→ **Problem statement**
List each line of the data that holds the string "response", please.

→ **Material for the task**
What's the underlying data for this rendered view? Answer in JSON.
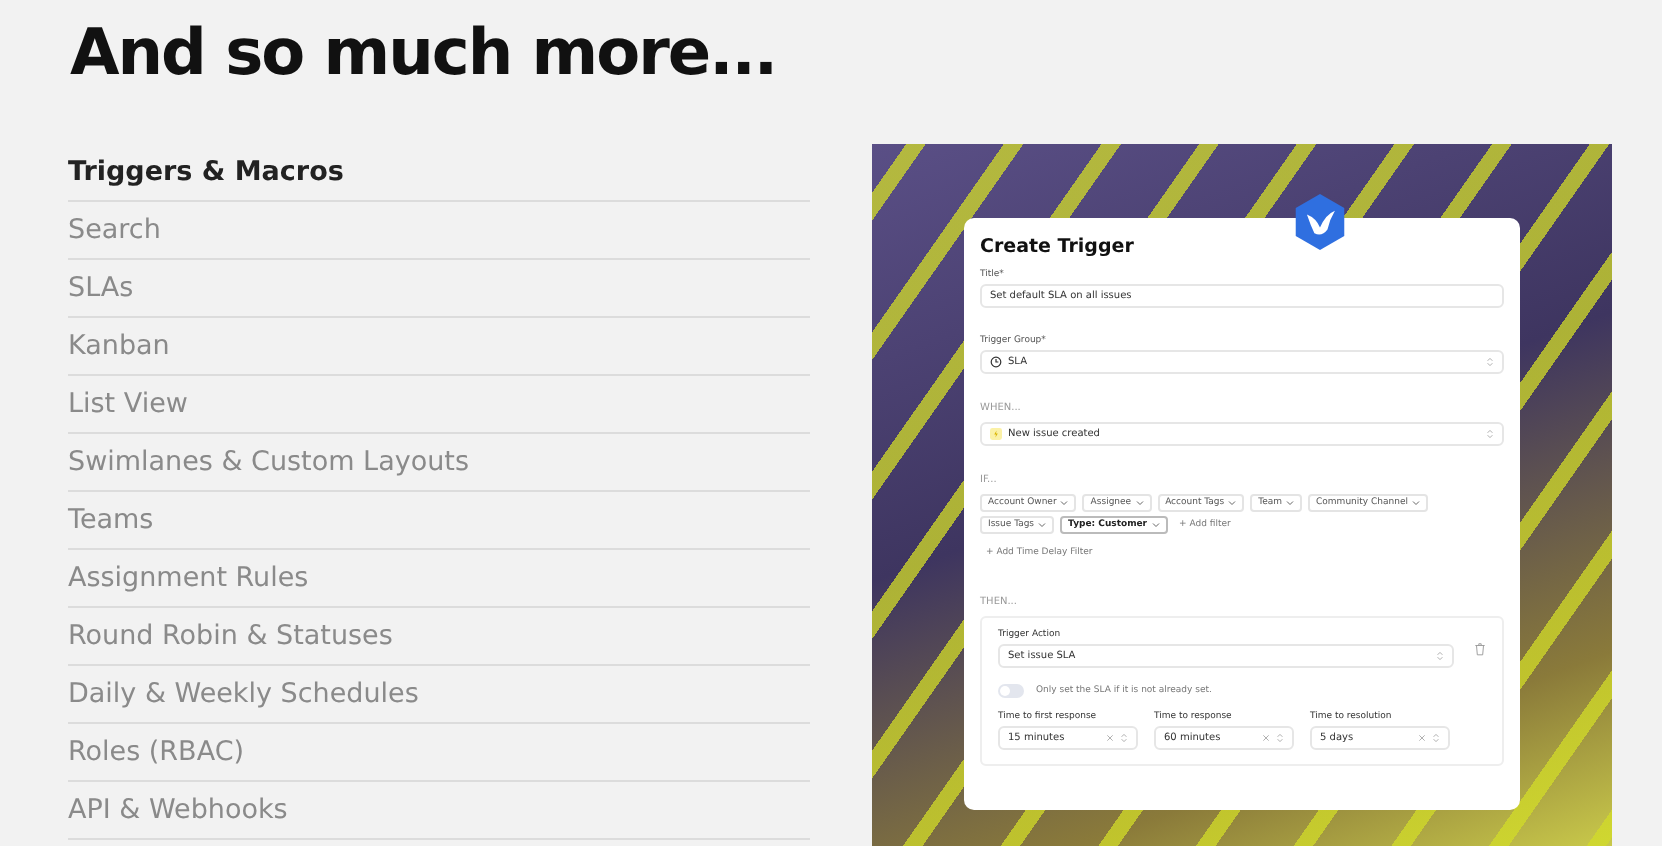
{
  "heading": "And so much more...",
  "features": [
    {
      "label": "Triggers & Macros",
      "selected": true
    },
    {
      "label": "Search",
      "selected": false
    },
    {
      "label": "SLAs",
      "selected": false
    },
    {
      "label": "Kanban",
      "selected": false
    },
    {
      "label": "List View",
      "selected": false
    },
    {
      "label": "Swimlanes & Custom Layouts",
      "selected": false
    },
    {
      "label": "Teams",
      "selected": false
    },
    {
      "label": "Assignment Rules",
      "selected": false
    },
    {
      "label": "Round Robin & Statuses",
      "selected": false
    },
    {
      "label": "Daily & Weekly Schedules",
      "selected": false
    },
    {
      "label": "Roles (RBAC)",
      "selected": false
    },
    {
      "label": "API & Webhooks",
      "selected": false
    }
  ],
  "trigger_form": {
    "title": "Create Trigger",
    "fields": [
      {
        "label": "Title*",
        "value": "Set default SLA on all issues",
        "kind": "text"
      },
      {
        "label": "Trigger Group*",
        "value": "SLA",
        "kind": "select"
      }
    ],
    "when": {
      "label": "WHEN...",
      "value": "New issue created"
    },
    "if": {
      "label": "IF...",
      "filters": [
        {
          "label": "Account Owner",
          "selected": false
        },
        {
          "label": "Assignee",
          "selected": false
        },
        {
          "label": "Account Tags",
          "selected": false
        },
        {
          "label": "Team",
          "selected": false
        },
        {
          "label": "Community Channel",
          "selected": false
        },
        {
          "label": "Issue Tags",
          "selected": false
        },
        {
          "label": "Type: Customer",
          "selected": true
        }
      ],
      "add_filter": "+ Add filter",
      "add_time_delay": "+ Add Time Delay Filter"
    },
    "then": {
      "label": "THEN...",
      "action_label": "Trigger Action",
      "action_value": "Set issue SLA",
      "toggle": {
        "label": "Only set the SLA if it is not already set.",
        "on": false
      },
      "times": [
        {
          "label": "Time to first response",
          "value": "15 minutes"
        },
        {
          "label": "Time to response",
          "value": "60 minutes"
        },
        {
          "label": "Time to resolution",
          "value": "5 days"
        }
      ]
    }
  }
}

→ **Written reply**
          "label": "Time to first response",
          "label": "Time to response",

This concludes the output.